Entries -
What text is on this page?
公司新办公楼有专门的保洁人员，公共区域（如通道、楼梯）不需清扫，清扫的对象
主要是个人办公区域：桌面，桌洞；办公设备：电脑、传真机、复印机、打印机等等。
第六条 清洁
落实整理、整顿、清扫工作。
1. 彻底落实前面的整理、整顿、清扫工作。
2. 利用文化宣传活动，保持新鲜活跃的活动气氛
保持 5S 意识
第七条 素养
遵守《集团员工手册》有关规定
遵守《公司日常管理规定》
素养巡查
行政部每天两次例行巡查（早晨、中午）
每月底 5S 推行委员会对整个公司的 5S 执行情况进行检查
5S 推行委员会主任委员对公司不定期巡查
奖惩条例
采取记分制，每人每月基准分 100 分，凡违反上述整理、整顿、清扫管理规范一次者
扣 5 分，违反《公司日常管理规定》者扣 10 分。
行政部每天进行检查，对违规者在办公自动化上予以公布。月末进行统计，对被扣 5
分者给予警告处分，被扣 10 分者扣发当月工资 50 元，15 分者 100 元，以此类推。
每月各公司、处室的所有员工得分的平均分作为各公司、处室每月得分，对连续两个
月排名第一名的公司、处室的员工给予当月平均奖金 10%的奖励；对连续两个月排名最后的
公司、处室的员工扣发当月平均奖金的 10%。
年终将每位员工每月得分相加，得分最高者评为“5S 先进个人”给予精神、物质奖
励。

...

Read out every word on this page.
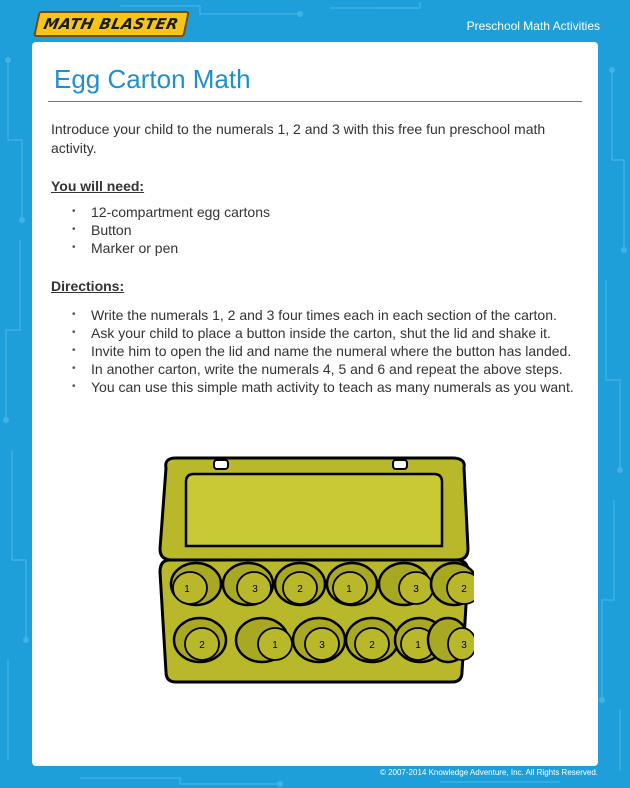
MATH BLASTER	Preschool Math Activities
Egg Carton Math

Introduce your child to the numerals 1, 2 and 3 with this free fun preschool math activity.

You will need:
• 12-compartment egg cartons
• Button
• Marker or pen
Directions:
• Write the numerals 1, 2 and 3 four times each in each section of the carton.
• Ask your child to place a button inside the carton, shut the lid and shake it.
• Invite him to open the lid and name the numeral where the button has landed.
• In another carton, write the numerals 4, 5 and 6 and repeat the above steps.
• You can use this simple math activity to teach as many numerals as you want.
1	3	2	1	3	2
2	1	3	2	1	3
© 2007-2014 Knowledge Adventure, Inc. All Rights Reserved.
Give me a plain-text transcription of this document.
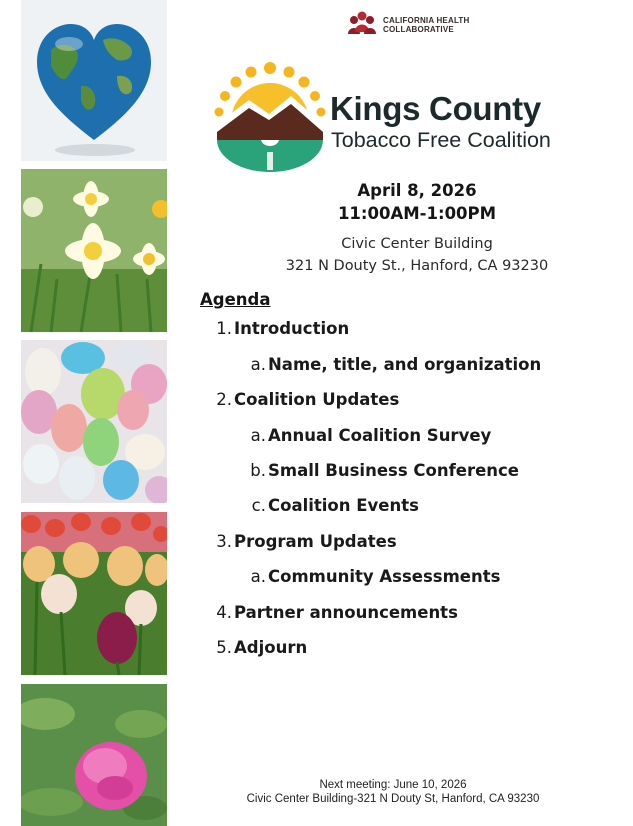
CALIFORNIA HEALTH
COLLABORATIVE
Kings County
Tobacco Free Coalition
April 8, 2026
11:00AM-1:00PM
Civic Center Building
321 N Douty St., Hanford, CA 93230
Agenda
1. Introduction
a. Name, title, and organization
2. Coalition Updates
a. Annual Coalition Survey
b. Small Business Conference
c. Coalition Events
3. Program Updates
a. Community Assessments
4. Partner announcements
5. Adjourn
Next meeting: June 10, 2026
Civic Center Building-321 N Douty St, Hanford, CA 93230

...

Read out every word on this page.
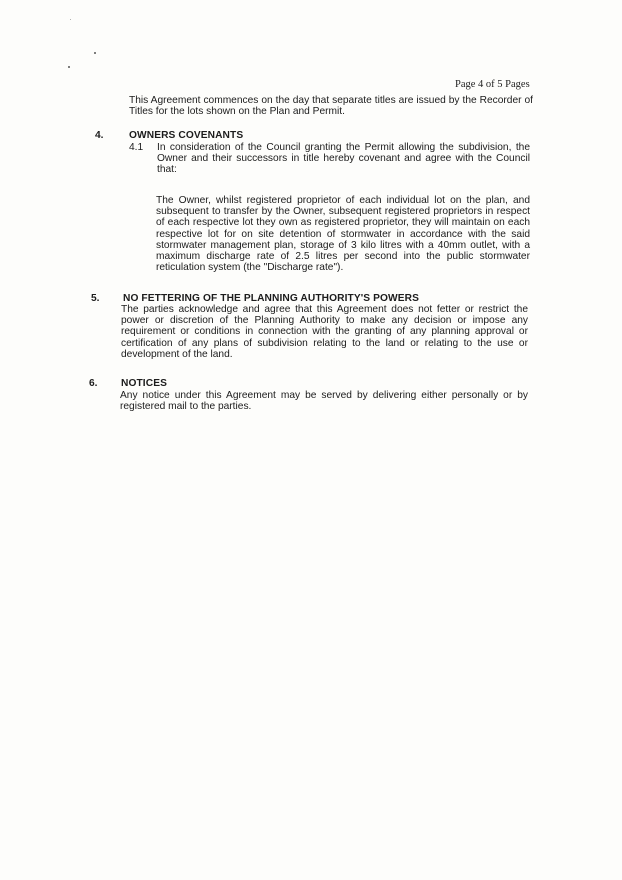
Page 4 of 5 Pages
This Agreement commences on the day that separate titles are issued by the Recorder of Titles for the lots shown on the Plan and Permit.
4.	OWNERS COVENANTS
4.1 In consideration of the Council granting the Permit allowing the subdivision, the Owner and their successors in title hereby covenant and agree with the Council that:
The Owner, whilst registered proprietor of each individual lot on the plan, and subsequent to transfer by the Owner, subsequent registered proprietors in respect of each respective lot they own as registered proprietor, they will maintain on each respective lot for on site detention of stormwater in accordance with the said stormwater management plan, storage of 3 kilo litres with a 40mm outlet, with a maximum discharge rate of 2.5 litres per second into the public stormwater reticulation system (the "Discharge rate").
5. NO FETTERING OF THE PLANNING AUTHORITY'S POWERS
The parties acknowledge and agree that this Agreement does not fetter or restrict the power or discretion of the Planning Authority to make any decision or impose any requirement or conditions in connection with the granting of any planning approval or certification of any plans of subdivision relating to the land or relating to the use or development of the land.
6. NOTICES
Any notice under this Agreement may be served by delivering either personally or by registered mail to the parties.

The exercise -
Copy out every line with the word "Douty".

The answer -
321 N Douty St., Hanford, CA 93230
Civic Center Building-321 N Douty St, Hanford, CA 93230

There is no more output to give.